#### Task description
Filter these entries so that only lines with the word "Halasítási" remain.

#### Material for this task
_ _ _

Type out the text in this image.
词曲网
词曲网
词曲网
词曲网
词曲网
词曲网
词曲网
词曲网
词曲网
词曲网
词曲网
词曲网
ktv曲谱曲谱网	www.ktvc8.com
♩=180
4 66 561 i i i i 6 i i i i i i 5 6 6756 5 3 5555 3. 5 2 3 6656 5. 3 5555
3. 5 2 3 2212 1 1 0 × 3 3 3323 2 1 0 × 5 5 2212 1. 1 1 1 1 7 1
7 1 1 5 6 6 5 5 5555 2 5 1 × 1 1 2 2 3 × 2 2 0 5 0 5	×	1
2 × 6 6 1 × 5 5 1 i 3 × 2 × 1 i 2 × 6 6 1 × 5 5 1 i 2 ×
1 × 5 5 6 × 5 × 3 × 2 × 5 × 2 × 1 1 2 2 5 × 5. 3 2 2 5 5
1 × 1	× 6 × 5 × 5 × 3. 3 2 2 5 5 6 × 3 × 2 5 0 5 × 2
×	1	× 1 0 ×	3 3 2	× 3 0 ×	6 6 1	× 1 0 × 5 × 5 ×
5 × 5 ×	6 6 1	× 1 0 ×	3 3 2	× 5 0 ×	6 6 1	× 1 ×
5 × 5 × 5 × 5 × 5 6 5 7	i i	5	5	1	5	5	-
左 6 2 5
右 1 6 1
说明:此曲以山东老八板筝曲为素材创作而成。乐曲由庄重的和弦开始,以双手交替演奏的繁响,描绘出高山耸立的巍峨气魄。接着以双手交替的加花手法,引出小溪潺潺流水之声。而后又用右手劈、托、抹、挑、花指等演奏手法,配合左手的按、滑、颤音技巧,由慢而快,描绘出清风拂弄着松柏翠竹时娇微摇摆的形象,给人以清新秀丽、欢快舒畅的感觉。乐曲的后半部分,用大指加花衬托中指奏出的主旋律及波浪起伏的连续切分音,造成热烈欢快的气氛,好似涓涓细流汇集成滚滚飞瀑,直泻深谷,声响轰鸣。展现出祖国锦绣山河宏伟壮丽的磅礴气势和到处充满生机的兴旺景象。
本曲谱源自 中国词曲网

_ _ _

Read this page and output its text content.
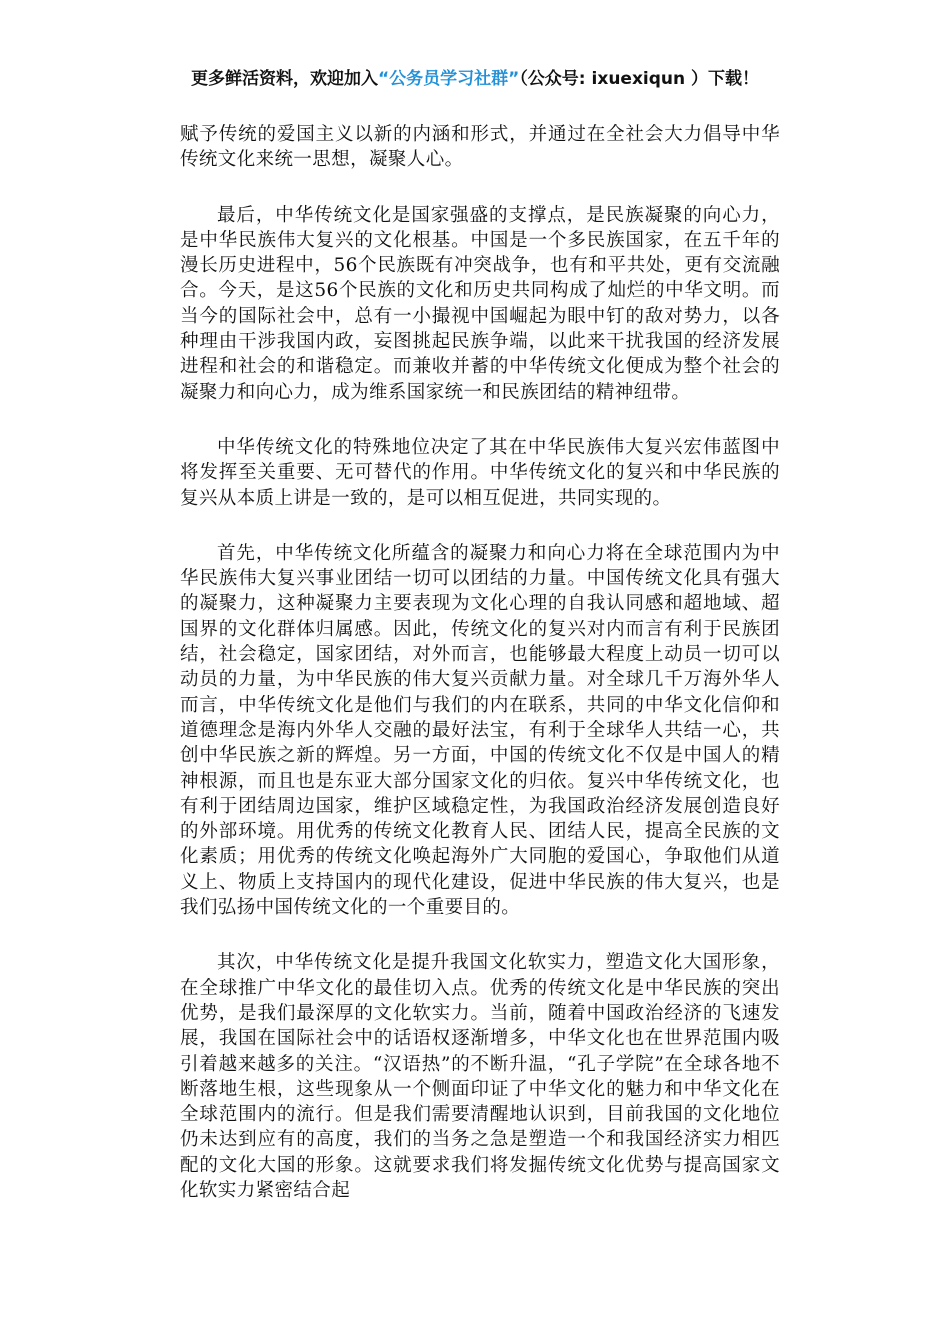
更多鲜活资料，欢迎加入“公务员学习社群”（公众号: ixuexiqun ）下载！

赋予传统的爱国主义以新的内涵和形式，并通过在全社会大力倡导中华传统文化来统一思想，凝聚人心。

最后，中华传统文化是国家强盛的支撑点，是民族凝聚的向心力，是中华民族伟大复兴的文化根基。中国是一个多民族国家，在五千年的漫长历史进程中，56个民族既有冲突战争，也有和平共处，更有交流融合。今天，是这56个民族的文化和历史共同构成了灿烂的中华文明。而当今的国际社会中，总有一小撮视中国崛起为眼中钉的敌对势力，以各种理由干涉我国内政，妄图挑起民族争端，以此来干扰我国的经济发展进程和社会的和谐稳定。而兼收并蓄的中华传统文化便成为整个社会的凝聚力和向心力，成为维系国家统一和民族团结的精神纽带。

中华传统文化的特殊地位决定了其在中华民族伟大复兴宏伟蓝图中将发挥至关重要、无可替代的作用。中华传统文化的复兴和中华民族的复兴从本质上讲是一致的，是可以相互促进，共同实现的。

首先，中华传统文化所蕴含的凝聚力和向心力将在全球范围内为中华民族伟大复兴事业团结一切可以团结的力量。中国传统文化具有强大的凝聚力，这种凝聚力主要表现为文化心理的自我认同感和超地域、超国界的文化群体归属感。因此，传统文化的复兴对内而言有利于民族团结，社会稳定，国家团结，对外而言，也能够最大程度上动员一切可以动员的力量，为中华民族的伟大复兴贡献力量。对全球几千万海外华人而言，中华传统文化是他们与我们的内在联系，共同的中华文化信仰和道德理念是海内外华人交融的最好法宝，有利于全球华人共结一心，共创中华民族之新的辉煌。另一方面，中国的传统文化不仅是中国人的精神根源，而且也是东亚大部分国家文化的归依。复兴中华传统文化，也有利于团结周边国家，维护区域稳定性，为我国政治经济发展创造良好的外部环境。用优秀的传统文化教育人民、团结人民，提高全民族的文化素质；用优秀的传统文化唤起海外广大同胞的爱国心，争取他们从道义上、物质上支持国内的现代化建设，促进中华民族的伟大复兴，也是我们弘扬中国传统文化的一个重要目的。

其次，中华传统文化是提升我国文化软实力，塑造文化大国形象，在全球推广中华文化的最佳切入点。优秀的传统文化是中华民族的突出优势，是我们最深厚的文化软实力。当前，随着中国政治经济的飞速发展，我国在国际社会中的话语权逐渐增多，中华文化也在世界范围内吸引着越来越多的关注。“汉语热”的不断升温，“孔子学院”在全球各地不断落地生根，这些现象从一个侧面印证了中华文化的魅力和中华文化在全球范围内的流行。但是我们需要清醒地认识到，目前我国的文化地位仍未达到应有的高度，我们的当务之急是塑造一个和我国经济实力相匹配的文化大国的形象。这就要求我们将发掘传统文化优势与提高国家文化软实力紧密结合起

_ _ _

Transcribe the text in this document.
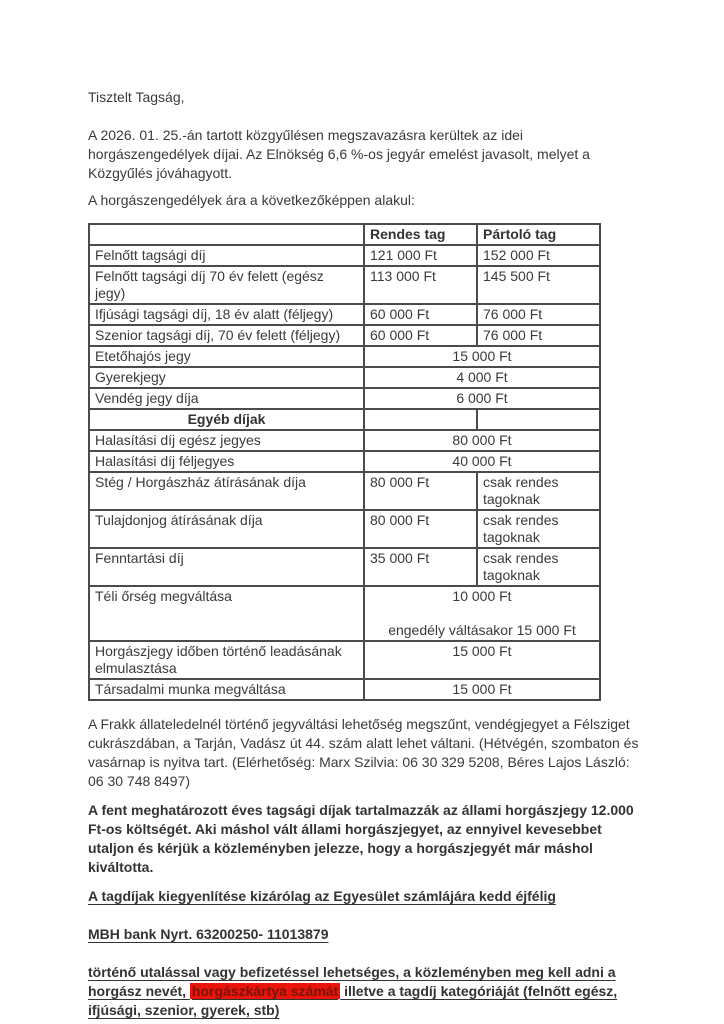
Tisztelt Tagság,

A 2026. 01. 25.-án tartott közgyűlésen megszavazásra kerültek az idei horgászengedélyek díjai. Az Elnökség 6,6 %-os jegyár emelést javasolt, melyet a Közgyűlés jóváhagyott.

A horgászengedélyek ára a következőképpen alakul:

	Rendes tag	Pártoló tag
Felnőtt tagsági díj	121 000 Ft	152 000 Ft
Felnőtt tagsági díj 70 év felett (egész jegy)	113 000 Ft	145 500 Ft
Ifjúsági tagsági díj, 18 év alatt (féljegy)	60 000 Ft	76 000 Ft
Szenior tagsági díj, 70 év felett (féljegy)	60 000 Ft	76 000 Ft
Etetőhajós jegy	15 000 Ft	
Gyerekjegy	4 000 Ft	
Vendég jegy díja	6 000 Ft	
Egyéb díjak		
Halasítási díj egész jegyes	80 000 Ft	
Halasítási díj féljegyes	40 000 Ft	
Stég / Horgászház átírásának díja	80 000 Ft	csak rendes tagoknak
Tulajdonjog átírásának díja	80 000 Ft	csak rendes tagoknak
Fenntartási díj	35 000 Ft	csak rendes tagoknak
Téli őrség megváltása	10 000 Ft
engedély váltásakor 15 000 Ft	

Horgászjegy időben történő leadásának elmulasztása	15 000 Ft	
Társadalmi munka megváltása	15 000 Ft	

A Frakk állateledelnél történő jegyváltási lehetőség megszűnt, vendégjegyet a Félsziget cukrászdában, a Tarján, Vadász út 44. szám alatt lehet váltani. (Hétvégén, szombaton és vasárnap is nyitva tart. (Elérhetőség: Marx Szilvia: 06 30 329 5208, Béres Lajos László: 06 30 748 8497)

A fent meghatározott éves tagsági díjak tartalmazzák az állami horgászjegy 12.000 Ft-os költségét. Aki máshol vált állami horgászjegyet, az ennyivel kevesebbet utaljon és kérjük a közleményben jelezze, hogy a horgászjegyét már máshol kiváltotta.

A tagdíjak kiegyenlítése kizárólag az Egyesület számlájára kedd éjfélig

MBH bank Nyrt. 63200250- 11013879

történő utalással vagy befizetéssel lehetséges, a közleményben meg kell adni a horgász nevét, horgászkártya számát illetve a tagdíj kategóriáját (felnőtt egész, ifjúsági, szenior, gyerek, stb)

_ _ _

#### Exercise solution
Halasítási díj egész jegyes	80 000 Ft	
Halasítási díj féljegyes	40 000 Ft	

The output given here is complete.